Collected data:
## begin

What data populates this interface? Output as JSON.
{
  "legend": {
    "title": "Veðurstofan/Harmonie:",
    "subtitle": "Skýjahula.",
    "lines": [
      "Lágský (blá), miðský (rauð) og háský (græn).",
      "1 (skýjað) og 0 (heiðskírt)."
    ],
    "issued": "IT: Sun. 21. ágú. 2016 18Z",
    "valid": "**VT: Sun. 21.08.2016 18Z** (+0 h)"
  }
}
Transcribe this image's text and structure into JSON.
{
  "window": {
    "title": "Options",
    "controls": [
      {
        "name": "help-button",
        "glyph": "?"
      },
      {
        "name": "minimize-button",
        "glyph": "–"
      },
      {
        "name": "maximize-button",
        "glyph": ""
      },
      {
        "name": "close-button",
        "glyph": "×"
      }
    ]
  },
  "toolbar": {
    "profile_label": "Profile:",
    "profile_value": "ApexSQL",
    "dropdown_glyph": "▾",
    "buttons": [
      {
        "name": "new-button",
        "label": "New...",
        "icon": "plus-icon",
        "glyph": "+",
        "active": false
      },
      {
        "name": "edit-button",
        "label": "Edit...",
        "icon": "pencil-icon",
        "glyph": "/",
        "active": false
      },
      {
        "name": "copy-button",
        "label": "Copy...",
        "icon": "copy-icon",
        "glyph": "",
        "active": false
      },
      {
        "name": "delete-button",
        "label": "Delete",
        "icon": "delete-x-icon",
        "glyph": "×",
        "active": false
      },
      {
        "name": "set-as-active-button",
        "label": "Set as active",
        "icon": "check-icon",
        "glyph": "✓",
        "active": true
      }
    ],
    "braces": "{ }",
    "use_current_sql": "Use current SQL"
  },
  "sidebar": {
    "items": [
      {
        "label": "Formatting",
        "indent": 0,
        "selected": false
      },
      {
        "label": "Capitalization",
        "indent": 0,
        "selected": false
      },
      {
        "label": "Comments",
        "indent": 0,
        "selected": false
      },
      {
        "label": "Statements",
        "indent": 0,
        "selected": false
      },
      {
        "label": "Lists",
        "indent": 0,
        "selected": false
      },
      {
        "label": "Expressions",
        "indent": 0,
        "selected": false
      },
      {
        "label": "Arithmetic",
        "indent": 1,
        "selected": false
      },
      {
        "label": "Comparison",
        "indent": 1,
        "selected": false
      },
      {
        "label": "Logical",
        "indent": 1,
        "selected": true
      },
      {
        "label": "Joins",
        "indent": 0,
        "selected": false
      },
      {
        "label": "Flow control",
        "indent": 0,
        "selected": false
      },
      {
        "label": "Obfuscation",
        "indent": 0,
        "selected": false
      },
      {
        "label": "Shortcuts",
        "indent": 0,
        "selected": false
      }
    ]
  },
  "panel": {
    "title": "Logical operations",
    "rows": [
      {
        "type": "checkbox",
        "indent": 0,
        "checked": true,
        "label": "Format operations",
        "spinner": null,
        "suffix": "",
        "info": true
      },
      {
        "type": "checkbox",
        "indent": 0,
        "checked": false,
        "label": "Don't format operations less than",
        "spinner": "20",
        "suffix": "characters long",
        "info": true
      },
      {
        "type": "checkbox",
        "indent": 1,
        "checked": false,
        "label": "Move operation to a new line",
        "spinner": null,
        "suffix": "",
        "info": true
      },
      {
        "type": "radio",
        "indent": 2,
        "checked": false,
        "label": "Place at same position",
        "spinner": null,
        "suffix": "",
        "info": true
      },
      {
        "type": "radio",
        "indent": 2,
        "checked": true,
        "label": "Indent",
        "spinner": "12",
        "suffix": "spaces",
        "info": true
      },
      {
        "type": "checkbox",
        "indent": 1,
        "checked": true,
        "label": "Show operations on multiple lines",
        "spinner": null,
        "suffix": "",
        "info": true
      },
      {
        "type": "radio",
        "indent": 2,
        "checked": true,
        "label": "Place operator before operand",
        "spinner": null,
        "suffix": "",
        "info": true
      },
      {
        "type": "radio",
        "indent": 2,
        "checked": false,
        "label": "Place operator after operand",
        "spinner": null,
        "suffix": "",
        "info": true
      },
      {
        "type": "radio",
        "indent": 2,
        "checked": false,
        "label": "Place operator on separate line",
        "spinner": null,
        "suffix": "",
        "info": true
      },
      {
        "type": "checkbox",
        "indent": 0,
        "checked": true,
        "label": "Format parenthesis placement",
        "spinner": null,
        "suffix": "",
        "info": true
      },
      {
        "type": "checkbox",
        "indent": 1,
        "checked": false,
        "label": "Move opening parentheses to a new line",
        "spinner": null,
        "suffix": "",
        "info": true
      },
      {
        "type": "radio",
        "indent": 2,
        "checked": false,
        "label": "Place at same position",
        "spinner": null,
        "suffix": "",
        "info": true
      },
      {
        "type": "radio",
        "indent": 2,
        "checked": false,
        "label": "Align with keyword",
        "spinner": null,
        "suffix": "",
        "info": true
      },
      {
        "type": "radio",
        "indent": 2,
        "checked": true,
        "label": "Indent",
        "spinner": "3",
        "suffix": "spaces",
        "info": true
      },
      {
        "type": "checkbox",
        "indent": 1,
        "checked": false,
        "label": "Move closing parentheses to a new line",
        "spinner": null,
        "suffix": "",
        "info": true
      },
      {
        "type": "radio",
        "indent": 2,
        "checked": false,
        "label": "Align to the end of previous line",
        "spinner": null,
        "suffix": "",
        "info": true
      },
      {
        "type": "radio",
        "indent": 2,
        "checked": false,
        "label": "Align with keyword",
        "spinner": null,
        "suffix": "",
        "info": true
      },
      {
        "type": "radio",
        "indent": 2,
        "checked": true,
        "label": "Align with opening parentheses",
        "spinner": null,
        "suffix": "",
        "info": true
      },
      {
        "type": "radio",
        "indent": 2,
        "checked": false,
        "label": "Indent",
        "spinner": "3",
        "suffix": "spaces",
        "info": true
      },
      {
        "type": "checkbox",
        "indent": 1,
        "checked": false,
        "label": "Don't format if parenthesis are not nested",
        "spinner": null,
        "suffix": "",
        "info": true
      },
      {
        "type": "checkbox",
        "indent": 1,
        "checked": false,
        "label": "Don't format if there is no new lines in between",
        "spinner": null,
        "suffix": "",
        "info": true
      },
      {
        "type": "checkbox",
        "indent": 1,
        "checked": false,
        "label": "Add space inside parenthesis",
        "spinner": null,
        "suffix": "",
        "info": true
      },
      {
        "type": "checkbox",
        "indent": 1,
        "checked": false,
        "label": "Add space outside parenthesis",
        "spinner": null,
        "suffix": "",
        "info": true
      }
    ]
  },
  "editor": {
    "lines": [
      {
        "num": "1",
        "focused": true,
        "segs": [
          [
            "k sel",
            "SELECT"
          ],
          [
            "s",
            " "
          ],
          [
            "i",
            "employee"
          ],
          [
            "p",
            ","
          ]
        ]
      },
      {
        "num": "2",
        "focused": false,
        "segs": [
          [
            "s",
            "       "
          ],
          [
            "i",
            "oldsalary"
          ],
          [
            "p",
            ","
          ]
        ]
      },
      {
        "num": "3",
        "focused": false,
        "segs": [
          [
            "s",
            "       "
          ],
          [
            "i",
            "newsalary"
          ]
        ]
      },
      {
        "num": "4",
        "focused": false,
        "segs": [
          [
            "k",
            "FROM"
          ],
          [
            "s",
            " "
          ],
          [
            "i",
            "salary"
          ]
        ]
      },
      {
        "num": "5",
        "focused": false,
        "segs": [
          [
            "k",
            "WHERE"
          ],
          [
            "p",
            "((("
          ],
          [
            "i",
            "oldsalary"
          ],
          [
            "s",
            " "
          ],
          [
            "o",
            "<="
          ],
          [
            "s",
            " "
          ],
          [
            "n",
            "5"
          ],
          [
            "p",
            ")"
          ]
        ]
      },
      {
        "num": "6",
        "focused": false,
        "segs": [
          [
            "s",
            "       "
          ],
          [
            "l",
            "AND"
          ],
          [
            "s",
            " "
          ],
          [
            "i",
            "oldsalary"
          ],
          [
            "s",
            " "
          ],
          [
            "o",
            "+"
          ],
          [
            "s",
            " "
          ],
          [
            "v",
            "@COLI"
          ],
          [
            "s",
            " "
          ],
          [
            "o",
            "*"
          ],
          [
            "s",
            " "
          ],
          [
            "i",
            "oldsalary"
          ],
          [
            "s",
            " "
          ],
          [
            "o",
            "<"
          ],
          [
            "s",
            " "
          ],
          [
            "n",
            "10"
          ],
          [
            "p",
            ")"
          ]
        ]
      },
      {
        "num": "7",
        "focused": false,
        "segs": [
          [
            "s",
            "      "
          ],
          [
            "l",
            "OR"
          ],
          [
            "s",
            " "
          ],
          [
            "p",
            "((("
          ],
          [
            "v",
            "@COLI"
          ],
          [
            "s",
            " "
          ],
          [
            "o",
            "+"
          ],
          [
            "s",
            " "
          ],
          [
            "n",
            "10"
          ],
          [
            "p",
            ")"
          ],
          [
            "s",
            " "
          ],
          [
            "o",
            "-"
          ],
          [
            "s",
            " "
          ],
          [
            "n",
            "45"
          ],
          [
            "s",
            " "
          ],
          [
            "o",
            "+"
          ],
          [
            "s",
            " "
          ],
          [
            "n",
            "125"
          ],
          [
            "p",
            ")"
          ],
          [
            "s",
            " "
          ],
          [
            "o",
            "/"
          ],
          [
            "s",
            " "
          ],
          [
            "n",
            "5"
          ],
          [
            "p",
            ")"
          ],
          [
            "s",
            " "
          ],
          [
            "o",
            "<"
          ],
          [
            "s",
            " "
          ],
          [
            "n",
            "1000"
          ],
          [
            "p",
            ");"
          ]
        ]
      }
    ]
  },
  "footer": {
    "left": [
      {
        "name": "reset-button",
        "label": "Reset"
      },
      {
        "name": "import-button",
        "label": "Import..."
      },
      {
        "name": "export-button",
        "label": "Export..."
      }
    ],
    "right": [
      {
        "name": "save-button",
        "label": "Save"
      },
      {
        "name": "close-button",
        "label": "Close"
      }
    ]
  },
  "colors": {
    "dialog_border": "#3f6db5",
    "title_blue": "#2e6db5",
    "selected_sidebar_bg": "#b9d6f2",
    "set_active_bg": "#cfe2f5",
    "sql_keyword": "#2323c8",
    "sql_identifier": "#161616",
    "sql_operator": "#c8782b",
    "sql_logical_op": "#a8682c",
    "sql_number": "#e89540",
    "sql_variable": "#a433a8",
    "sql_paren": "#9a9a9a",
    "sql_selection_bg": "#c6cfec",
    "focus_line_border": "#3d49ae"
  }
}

## end

- **TASK DIRECTIONS**
Gather every line from the listing above in which the word "parenthesis" appears.

- **EXERCISE ANSWER**
        "label": "Format parenthesis placement",
        "label": "Don't format if parenthesis are not nested",
        "label": "Add space inside parenthesis",
        "label": "Add space outside parenthesis",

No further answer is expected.